• Description of the task: Quote the records that follow in full and exactly; leave out the pictures.

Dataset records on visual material
* * * * * * * * *

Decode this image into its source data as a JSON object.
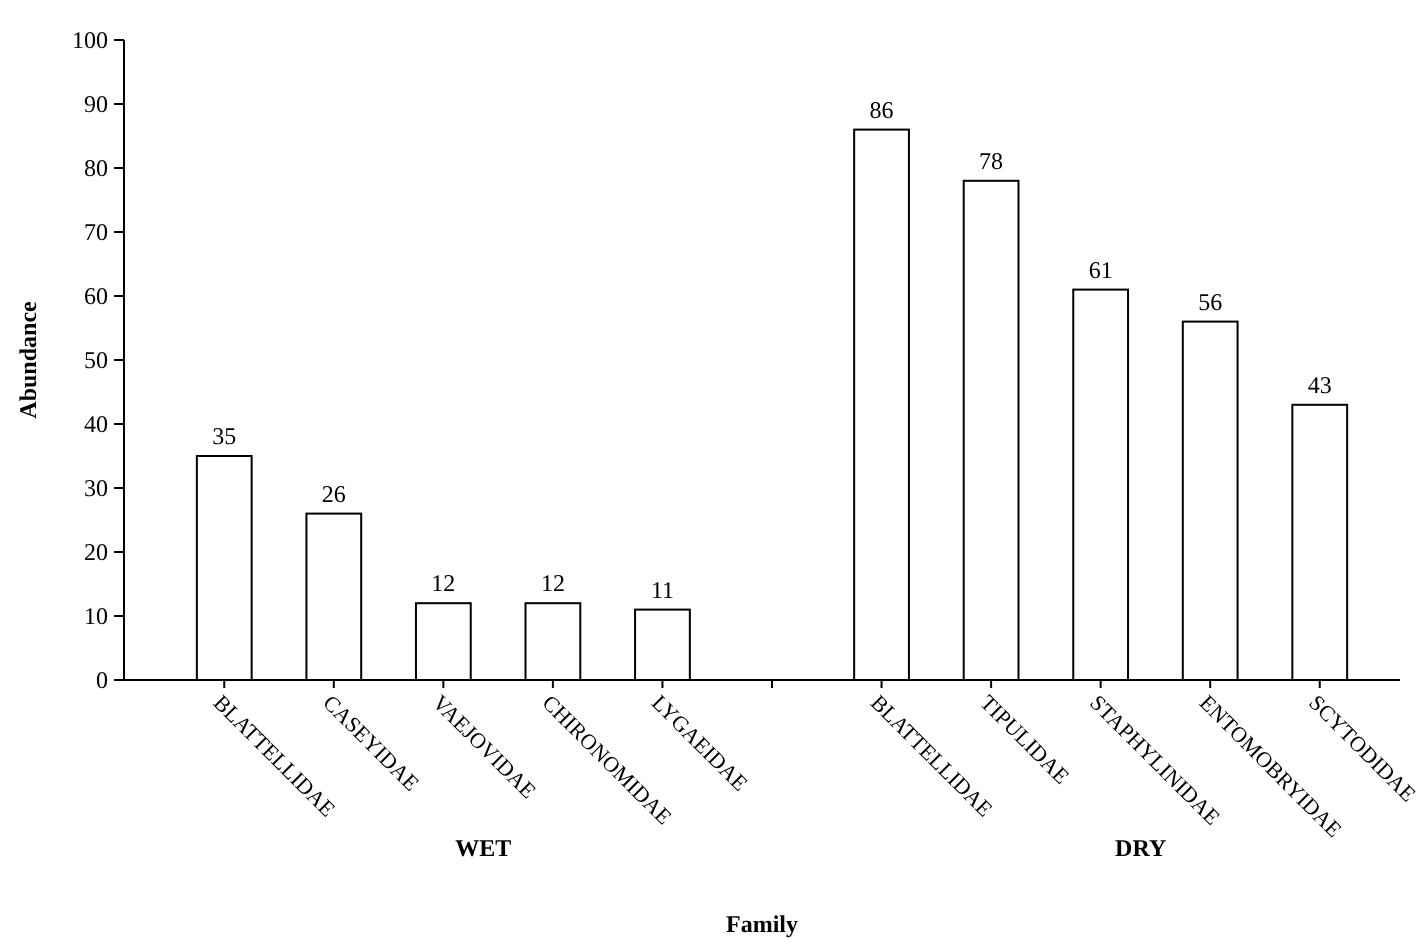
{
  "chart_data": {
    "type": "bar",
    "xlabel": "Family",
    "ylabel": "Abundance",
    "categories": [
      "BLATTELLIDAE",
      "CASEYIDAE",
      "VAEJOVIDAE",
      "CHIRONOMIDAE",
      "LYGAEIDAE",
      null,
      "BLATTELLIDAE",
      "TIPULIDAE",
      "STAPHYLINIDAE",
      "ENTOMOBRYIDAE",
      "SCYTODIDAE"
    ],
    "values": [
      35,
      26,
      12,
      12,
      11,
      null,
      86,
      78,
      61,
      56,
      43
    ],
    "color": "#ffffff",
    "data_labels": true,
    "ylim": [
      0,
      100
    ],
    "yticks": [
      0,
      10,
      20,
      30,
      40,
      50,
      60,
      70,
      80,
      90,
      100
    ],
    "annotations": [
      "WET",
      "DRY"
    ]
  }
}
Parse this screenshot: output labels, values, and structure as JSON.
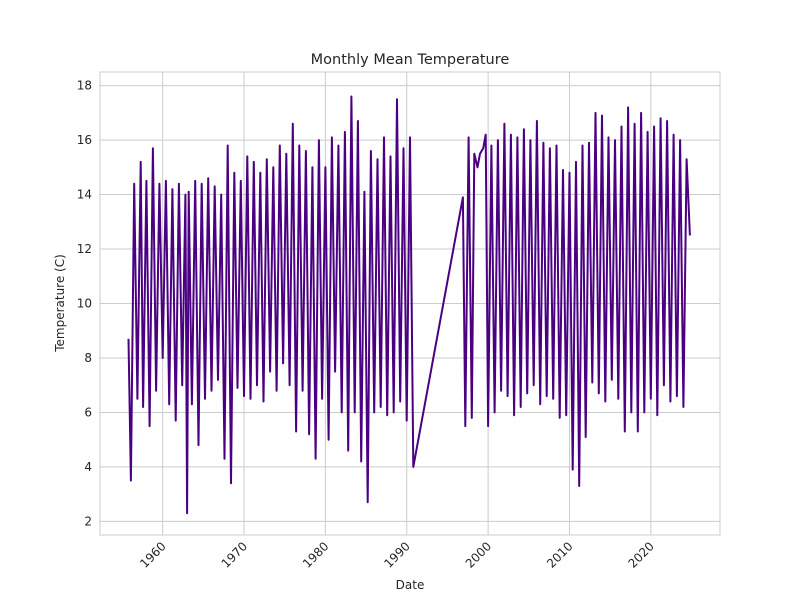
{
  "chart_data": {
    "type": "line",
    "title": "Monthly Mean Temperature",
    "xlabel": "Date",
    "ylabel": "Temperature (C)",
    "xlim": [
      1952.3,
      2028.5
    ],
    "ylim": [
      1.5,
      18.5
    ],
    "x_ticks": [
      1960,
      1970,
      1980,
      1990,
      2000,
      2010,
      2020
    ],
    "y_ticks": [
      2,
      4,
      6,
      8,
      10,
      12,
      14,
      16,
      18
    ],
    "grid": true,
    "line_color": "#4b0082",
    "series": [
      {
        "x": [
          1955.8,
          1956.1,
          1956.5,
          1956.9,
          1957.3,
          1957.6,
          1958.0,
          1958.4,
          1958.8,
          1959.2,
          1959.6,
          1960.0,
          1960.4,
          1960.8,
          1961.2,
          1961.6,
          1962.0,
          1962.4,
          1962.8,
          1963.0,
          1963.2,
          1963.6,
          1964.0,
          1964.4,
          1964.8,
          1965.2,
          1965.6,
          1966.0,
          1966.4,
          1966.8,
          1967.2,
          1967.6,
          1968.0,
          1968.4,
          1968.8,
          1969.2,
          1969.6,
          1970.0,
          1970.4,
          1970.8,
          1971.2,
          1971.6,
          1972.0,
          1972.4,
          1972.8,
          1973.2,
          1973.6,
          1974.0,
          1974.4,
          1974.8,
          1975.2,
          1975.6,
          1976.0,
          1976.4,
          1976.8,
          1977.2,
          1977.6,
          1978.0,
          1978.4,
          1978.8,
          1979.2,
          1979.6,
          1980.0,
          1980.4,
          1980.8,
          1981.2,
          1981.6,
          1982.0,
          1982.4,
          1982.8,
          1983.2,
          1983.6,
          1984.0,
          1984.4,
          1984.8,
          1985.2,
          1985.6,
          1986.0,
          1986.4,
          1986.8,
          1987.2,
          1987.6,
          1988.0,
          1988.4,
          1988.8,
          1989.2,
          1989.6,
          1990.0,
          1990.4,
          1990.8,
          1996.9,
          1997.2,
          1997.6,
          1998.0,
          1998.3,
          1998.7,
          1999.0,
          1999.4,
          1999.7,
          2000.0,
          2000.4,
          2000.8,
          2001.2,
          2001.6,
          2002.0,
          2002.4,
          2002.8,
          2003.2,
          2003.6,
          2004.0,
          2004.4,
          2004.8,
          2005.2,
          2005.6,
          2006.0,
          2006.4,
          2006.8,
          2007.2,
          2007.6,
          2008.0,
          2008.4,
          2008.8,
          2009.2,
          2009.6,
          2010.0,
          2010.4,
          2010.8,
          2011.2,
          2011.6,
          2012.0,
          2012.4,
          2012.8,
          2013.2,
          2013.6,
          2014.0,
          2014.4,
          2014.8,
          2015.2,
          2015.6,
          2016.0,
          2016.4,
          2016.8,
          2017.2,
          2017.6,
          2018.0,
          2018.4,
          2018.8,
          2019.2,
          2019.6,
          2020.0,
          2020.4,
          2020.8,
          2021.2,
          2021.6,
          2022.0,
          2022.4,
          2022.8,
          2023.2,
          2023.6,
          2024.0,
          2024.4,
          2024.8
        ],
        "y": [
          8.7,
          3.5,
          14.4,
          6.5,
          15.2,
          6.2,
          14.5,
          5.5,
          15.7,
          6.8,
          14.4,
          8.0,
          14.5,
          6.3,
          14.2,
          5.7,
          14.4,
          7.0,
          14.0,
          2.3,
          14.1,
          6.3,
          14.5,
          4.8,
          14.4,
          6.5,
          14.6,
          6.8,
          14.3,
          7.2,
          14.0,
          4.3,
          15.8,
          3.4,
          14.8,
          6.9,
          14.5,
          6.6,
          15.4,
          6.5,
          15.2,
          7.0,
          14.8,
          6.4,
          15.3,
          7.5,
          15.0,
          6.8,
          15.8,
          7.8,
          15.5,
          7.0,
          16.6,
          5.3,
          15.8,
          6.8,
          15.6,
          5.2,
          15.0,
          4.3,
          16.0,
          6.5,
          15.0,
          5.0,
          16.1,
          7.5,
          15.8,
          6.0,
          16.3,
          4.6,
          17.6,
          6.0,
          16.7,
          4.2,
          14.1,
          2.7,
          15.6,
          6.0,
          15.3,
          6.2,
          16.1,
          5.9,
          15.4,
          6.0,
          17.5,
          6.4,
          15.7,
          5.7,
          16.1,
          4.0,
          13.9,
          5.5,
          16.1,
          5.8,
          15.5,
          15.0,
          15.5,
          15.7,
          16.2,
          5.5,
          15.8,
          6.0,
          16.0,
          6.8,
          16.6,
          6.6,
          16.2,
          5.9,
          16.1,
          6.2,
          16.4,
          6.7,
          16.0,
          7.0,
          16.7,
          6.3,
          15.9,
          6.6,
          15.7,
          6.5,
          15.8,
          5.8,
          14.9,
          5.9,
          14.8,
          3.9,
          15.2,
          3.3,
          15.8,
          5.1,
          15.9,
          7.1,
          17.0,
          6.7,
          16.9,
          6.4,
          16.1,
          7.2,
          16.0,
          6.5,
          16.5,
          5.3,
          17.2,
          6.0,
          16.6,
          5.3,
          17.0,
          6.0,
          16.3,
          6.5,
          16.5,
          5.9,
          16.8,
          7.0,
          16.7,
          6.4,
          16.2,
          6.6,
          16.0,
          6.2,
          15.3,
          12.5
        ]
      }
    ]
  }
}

* * * * * * * * *

• Solved problem:
Decode this image into its source data as a JSON object.
{
  "chart_data": {
    "type": "bar",
    "xlabel": "Family",
    "ylabel": "Abundance",
    "categories": [
      "BLATTELLIDAE",
      "CASEYIDAE",
      "VAEJOVIDAE",
      "CHIRONOMIDAE",
      "LYGAEIDAE",
      null,
      "BLATTELLIDAE",
      "TIPULIDAE",
      "STAPHYLINIDAE",
      "ENTOMOBRYIDAE",
      "SCYTODIDAE"
    ],
    "values": [
      35,
      26,
      12,
      12,
      11,
      null,
      86,
      78,
      61,
      56,
      43
    ],
    "color": "#ffffff",
    "data_labels": true,
    "ylim": [
      0,
      100
    ],
    "yticks": [
      0,
      10,
      20,
      30,
      40,
      50,
      60,
      70,
      80,
      90,
      100
    ],
    "annotations": [
      "WET",
      "DRY"
    ]
  }
}
Parse this screenshot: output labels, values, and structure as JSON.
{
  "chart_data": {
    "type": "line",
    "title": "Monthly Mean Temperature",
    "xlabel": "Date",
    "ylabel": "Temperature (C)",
    "xlim": [
      1952.3,
      2028.5
    ],
    "ylim": [
      1.5,
      18.5
    ],
    "x_ticks": [
      1960,
      1970,
      1980,
      1990,
      2000,
      2010,
      2020
    ],
    "y_ticks": [
      2,
      4,
      6,
      8,
      10,
      12,
      14,
      16,
      18
    ],
    "grid": true,
    "line_color": "#4b0082",
    "series": [
      {
        "x": [
          1955.8,
          1956.1,
          1956.5,
          1956.9,
          1957.3,
          1957.6,
          1958.0,
          1958.4,
          1958.8,
          1959.2,
          1959.6,
          1960.0,
          1960.4,
          1960.8,
          1961.2,
          1961.6,
          1962.0,
          1962.4,
          1962.8,
          1963.0,
          1963.2,
          1963.6,
          1964.0,
          1964.4,
          1964.8,
          1965.2,
          1965.6,
          1966.0,
          1966.4,
          1966.8,
          1967.2,
          1967.6,
          1968.0,
          1968.4,
          1968.8,
          1969.2,
          1969.6,
          1970.0,
          1970.4,
          1970.8,
          1971.2,
          1971.6,
          1972.0,
          1972.4,
          1972.8,
          1973.2,
          1973.6,
          1974.0,
          1974.4,
          1974.8,
          1975.2,
          1975.6,
          1976.0,
          1976.4,
          1976.8,
          1977.2,
          1977.6,
          1978.0,
          1978.4,
          1978.8,
          1979.2,
          1979.6,
          1980.0,
          1980.4,
          1980.8,
          1981.2,
          1981.6,
          1982.0,
          1982.4,
          1982.8,
          1983.2,
          1983.6,
          1984.0,
          1984.4,
          1984.8,
          1985.2,
          1985.6,
          1986.0,
          1986.4,
          1986.8,
          1987.2,
          1987.6,
          1988.0,
          1988.4,
          1988.8,
          1989.2,
          1989.6,
          1990.0,
          1990.4,
          1990.8,
          1996.9,
          1997.2,
          1997.6,
          1998.0,
          1998.3,
          1998.7,
          1999.0,
          1999.4,
          1999.7,
          2000.0,
          2000.4,
          2000.8,
          2001.2,
          2001.6,
          2002.0,
          2002.4,
          2002.8,
          2003.2,
          2003.6,
          2004.0,
          2004.4,
          2004.8,
          2005.2,
          2005.6,
          2006.0,
          2006.4,
          2006.8,
          2007.2,
          2007.6,
          2008.0,
          2008.4,
          2008.8,
          2009.2,
          2009.6,
          2010.0,
          2010.4,
          2010.8,
          2011.2,
          2011.6,
          2012.0,
          2012.4,
          2012.8,
          2013.2,
          2013.6,
          2014.0,
          2014.4,
          2014.8,
          2015.2,
          2015.6,
          2016.0,
          2016.4,
          2016.8,
          2017.2,
          2017.6,
          2018.0,
          2018.4,
          2018.8,
          2019.2,
          2019.6,
          2020.0,
          2020.4,
          2020.8,
          2021.2,
          2021.6,
          2022.0,
          2022.4,
          2022.8,
          2023.2,
          2023.6,
          2024.0,
          2024.4,
          2024.8
        ],
        "y": [
          8.7,
          3.5,
          14.4,
          6.5,
          15.2,
          6.2,
          14.5,
          5.5,
          15.7,
          6.8,
          14.4,
          8.0,
          14.5,
          6.3,
          14.2,
          5.7,
          14.4,
          7.0,
          14.0,
          2.3,
          14.1,
          6.3,
          14.5,
          4.8,
          14.4,
          6.5,
          14.6,
          6.8,
          14.3,
          7.2,
          14.0,
          4.3,
          15.8,
          3.4,
          14.8,
          6.9,
          14.5,
          6.6,
          15.4,
          6.5,
          15.2,
          7.0,
          14.8,
          6.4,
          15.3,
          7.5,
          15.0,
          6.8,
          15.8,
          7.8,
          15.5,
          7.0,
          16.6,
          5.3,
          15.8,
          6.8,
          15.6,
          5.2,
          15.0,
          4.3,
          16.0,
          6.5,
          15.0,
          5.0,
          16.1,
          7.5,
          15.8,
          6.0,
          16.3,
          4.6,
          17.6,
          6.0,
          16.7,
          4.2,
          14.1,
          2.7,
          15.6,
          6.0,
          15.3,
          6.2,
          16.1,
          5.9,
          15.4,
          6.0,
          17.5,
          6.4,
          15.7,
          5.7,
          16.1,
          4.0,
          13.9,
          5.5,
          16.1,
          5.8,
          15.5,
          15.0,
          15.5,
          15.7,
          16.2,
          5.5,
          15.8,
          6.0,
          16.0,
          6.8,
          16.6,
          6.6,
          16.2,
          5.9,
          16.1,
          6.2,
          16.4,
          6.7,
          16.0,
          7.0,
          16.7,
          6.3,
          15.9,
          6.6,
          15.7,
          6.5,
          15.8,
          5.8,
          14.9,
          5.9,
          14.8,
          3.9,
          15.2,
          3.3,
          15.8,
          5.1,
          15.9,
          7.1,
          17.0,
          6.7,
          16.9,
          6.4,
          16.1,
          7.2,
          16.0,
          6.5,
          16.5,
          5.3,
          17.2,
          6.0,
          16.6,
          5.3,
          17.0,
          6.0,
          16.3,
          6.5,
          16.5,
          5.9,
          16.8,
          7.0,
          16.7,
          6.4,
          16.2,
          6.6,
          16.0,
          6.2,
          15.3,
          12.5
        ]
      }
    ]
  }
}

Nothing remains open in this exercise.